_Stated exercise A_
From the post about Tai Hwa Pork Noodle, extract the passage from "Well, they set" to "Hwa Pork Noodle.", copying it word for word.

_Document segment_
Now that the hype around Hill Street Tai Hwa Pork Noodle has ballooned to 2 hour queues (no thanks to Mr Michelin), it’s a good time to point out that the Hill Street/Crawford Lane stall is not the only Tai Hwa Pork Noodle Stall. No. After all, Tai Hwa Pork Noodle was founded by the late Mr Tang Joon Teo who had three sons. The Tai Hwa stall at Crawford Lane (aka Michelin award winner) is currently operated by the second son.
What about the other sons / brothers who learnt the trade as well?
Well, they set up their own stalls under the Tai Hwa name as well. Tai Wah Pork Noodle at Hong Lim food centre is currently run by the son of the youngest son of the late Mr Tang. For those interested, this article by Asiaone gives an concise blurb of the origins of Tai Hwa Pork Noodle.
A few weeks ago, I went down to Tai Hwa at Crawford Lane for my BCM fix and bemoaned on FB the long queue, and especially the fact that the person standing in front of me happened to order 20 bowls (apparently her office boss had sent her down to order for the entire department) which ended up with me waiting 30 minutes just for that one order to be done.
My teochew relatives (most of whom are BCM lovers as well) immediately responded that I should have just gone to the Hong Lim Centre stall – less queue and still taste as good. Yes, we have divided opinions over which stall actually tastes better. For me, I’ve always staunchly said that Tai Hwa at Crawford Lane remains my go-to stall for the sheer reason of their home made vinegar.
Today I wanted my BCM fix but I could not bear the 2 hour wait (I have to study man!). Hence, I told M the night before that I wanted to go to the Hong Lim stall for BCM. We agreed to leave the house at 10.30am so that we would get there at 11am, early lunch and hopefully no queue.

Dataset records

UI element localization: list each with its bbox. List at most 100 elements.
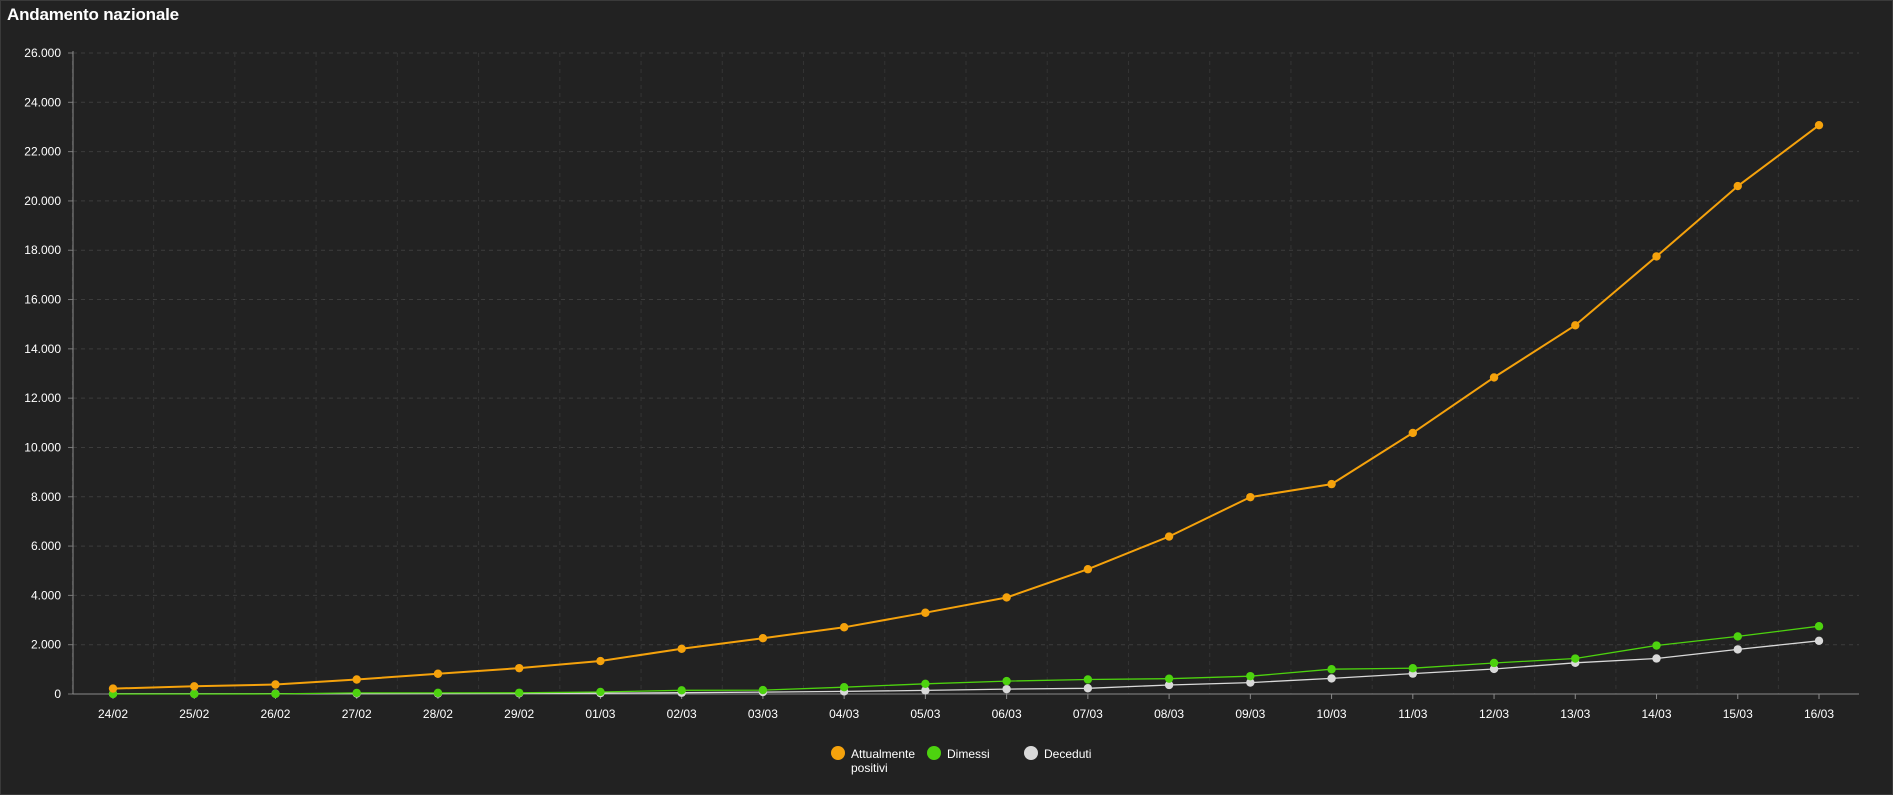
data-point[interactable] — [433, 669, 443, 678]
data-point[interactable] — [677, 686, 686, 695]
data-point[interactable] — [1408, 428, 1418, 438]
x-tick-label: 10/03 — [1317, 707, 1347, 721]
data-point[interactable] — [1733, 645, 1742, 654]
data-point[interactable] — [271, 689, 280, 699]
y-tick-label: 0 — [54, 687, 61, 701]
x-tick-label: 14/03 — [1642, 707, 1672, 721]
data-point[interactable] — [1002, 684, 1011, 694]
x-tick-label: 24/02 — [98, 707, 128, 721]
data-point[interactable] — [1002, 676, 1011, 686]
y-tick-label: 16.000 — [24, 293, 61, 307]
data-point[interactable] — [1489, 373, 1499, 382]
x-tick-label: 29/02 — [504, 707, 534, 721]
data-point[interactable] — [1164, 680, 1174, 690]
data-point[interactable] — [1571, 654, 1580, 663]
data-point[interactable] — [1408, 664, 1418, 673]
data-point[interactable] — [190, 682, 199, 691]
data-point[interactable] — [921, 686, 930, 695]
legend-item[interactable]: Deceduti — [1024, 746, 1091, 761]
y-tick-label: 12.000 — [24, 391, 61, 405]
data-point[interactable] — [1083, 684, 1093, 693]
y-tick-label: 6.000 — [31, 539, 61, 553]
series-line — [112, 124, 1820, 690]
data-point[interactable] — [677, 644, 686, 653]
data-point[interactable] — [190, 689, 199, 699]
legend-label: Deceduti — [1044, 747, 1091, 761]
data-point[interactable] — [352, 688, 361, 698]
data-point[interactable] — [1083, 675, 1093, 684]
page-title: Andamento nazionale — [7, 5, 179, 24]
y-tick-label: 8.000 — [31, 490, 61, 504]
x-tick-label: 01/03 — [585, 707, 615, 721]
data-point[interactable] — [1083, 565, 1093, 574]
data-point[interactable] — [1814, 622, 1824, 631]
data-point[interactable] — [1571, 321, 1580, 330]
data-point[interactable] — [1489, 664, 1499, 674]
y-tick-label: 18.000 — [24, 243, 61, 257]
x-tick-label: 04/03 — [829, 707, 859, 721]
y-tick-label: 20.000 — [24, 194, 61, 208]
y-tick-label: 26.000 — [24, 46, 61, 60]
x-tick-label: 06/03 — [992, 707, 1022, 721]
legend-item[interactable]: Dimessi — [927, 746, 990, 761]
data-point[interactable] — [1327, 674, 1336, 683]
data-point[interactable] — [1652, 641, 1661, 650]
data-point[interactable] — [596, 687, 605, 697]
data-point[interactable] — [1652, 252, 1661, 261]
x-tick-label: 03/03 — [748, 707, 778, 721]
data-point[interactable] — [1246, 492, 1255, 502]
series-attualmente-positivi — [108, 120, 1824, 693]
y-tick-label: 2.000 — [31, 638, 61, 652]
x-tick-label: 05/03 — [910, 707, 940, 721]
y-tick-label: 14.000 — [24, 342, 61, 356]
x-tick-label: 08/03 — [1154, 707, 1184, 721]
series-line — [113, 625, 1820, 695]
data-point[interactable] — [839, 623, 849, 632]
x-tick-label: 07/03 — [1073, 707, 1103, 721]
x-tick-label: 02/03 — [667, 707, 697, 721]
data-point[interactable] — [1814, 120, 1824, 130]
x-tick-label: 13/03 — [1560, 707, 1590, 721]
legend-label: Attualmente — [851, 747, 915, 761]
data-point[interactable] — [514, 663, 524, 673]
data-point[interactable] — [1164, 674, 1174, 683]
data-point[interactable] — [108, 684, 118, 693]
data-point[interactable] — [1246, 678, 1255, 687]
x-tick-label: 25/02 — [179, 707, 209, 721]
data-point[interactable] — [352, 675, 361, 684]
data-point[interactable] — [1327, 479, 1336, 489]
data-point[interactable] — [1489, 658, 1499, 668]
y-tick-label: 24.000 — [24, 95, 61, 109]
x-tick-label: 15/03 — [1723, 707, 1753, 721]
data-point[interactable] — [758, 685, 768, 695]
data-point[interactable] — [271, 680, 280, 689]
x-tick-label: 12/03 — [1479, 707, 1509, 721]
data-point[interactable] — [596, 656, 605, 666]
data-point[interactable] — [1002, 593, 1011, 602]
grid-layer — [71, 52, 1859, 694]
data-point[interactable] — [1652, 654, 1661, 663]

_Stated exercise B_
Count the rows in the records above that contain the string "line", treating uppercase and lowercase as different. Give only the number.

_Final answer A_
Well, they set up their own stalls under the Tai Hwa name as well. Tai Wah Pork Noodle at Hong Lim food centre is currently run by the son of the youngest son of the late Mr Tang. For those interested, this article by Asiaone gives an concise blurb of the origins of Tai Hwa Pork Noodle.

_Final answer B_
2